Booker T. Washington

Image from i.redditmedia.com and submitted by marinamaral
image showing Booker T. Washington

marinamaral on November 23rd, 2017 at 11:37 UTC »

More from me || Facebook || Instagram

PRINTS AVAILABLE

Booker Taliaferro Washington (April 5, 1856 – November 14, 1915) was an American educator, author, orator, and advisor to presidents of the United States. Between 1890 and 1915, Washington was the dominant leader in the African-American community. Washington was from the last generation of black American leaders born into slavery and became the leading voice of the former slaves and their descendants. They were newly oppressed in the South by disenfranchisement and the Jim Crow discriminatory laws enacted in the post-Reconstruction Southern states in the late 19th and early 20th centuries.

Booker was born into slavery to Jane, an enslaved African-American woman on the plantation of James Burroughs in southwest Virginia, near Hale's Ford in Franklin County. He never knew the day, month, and year of his birth. Nor did he ever know his father, said to be a white man who resided on a neighboring plantation. The man played no financial or emotional role in Washington's life. When he was nine, Booker and his family in Virginia gained freedom under the Emancipation Proclamation as US troops occupied their region. After emancipation Jane took her family to West Virginia to join her husband Washington Ferguson, who had escaped from slavery and settled there during the war. There the illiterate boy Booker began to painstakingly teach himself to read and attended school for the first time. When he started school, Booker was faced with the need to provide a surname; he claimed the family name of Washington, after his stepfather. Still later he learned from his mother that she had originally given him the name "Booker Taliaferro" at the time of his birth, with the second name instantly falling into disuse. Upon learning of his original name, Washington immediately readopted it as his own, assuming the name he used for the rest of his life, Booker Taliaferro Washington.

Washington worked in salt furnaces and coal mines in West Virginia for several years to earn money. He made his way east to Hampton Institute, a school established to educate freedmen and their descendants, where he worked to pay for his studies. He also attended Wayland Seminary in Washington, D.C. in 1878 and left after 6 months.

In 1881, the Hampton Institute president Samuel C. Armstrong recommended then-25-year-old Washington to become the first leader of Tuskegee Normal and Industrial Institute (later Tuskegee Institute, now Tuskegee University), the new normal school (teachers' college) in Alabama. The new school opened on July 4, 1881, initially using space in a local church. The next year, Washington purchased a former plantation, which became the permanent site of the campus. Under his direction, his students literally built their own school: making bricks, constructing classrooms, barns and outbuildings; and growing their own crops and raising livestock; both for learning and to provide for most of the basic necessities. Both men and women had to learn trades as well as academics. Washington helped raise funds to establish and operate hundreds of small community schools and institutions of higher educations for blacks.

_SUPPLIED ENTRIES_
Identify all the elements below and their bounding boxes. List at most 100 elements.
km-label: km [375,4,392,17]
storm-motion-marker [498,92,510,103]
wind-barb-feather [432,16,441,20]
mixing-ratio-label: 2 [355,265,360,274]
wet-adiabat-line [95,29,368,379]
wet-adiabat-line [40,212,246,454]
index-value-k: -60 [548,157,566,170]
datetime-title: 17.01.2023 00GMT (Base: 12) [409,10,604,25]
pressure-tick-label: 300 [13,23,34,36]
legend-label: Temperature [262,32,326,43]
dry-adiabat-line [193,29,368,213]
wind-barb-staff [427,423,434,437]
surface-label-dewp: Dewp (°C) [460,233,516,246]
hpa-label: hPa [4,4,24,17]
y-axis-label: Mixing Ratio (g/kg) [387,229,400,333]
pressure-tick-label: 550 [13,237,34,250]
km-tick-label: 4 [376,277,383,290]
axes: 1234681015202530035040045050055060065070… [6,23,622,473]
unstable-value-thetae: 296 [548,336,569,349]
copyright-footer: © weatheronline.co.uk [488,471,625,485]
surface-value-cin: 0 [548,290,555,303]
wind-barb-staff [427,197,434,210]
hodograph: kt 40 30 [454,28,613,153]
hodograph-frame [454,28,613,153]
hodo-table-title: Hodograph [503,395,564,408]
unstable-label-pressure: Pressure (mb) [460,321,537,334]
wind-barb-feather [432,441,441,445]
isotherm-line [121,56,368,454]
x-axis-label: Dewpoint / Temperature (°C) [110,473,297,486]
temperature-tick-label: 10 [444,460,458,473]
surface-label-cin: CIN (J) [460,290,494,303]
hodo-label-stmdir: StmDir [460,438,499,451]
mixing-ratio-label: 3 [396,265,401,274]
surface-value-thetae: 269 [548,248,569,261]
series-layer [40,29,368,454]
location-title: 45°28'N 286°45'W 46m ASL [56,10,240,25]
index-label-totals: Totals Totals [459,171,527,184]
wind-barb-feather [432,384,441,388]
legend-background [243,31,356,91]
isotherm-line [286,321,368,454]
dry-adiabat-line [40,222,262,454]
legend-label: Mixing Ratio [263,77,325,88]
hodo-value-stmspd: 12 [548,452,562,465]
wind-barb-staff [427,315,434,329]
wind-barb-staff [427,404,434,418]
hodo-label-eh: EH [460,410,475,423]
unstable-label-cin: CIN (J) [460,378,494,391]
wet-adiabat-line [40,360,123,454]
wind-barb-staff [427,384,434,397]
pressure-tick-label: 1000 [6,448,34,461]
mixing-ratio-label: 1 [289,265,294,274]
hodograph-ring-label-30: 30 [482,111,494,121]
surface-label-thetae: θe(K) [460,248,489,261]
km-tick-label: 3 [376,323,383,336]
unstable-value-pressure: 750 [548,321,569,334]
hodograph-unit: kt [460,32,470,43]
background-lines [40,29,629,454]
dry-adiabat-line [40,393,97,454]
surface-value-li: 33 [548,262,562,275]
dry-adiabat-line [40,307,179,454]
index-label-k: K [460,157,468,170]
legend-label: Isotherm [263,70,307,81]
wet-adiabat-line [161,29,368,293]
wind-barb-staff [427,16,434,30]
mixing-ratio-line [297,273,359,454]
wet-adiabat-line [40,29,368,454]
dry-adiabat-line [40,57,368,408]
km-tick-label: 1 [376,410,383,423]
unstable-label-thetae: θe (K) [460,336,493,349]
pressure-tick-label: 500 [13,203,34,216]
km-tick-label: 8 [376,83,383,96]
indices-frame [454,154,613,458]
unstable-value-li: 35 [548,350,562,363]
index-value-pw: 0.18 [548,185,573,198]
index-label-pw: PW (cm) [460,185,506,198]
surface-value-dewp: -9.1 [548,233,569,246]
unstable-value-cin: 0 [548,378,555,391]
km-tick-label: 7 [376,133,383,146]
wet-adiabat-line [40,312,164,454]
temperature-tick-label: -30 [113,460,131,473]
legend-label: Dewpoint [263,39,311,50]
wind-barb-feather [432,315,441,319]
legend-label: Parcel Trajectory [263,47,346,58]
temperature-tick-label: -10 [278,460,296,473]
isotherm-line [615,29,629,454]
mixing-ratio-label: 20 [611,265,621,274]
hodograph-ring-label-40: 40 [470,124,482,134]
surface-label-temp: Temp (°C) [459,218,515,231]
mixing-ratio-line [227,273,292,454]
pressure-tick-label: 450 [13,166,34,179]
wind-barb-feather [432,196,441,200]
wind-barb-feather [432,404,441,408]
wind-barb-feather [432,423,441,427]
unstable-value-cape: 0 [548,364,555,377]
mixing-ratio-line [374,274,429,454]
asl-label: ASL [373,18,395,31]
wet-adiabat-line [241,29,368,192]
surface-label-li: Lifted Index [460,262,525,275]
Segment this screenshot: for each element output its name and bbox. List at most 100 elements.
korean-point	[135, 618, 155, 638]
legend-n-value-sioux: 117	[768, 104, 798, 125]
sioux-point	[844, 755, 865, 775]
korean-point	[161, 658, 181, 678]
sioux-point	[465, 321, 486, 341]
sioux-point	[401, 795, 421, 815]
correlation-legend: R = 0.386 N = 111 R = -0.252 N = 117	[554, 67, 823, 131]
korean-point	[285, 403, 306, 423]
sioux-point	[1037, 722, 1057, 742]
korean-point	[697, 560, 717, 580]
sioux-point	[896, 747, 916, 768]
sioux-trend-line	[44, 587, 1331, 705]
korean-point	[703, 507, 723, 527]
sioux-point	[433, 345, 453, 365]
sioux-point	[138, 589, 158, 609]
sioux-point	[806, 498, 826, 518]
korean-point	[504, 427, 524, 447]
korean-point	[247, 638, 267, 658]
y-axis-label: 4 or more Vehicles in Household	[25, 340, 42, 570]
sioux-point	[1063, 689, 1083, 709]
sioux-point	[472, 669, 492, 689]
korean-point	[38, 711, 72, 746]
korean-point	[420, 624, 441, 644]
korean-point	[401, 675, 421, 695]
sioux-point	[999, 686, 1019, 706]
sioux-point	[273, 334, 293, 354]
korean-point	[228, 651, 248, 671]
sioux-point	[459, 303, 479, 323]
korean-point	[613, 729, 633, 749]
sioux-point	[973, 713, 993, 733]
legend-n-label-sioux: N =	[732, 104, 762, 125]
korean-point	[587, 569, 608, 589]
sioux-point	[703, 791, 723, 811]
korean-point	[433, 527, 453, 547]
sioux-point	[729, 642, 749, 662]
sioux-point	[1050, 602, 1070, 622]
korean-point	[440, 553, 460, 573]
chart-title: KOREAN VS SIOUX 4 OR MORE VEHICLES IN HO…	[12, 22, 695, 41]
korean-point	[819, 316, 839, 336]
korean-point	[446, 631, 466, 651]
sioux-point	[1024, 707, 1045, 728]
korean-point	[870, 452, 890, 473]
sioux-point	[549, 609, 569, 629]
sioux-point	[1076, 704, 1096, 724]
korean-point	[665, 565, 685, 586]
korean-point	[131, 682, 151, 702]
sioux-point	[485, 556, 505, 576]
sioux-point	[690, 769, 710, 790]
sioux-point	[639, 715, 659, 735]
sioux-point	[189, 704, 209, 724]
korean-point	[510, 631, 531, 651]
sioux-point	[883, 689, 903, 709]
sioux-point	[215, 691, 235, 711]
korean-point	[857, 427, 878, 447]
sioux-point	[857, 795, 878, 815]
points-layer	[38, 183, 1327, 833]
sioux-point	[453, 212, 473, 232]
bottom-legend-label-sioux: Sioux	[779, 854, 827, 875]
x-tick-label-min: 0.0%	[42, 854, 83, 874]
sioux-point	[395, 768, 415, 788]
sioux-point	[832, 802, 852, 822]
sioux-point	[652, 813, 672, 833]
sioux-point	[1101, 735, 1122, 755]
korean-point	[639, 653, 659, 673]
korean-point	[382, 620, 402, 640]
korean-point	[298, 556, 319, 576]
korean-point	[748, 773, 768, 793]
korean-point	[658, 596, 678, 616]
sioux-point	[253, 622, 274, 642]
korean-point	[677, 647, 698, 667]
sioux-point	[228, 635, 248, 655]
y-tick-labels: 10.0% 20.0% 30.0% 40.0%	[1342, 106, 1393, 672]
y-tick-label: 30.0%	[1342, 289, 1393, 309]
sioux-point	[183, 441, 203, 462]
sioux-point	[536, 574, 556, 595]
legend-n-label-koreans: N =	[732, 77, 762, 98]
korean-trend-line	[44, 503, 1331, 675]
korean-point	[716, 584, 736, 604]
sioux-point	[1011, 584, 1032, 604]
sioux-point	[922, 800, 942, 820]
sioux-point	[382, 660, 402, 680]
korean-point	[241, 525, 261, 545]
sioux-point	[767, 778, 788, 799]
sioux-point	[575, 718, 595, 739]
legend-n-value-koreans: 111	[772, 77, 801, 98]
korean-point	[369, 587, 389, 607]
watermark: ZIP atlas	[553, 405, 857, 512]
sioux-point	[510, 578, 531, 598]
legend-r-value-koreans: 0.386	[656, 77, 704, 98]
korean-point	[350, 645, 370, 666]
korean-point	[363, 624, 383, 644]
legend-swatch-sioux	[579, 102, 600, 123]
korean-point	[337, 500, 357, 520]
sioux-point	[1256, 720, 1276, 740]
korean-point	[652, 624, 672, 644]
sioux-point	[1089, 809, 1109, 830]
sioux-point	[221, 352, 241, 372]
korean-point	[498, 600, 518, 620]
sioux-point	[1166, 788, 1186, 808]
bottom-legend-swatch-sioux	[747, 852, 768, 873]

_WHAT IS REQUIRED_
In the text about Booker T. Washington, who recommended him to become the first leader of the Tuskegee Normal and Industrial Institute? The records have no connection to the text about Booker T. Washington.

_WRITTEN SOLUTION_
Samuel C. Armstrong, the president of Hampton Institute, recommended him.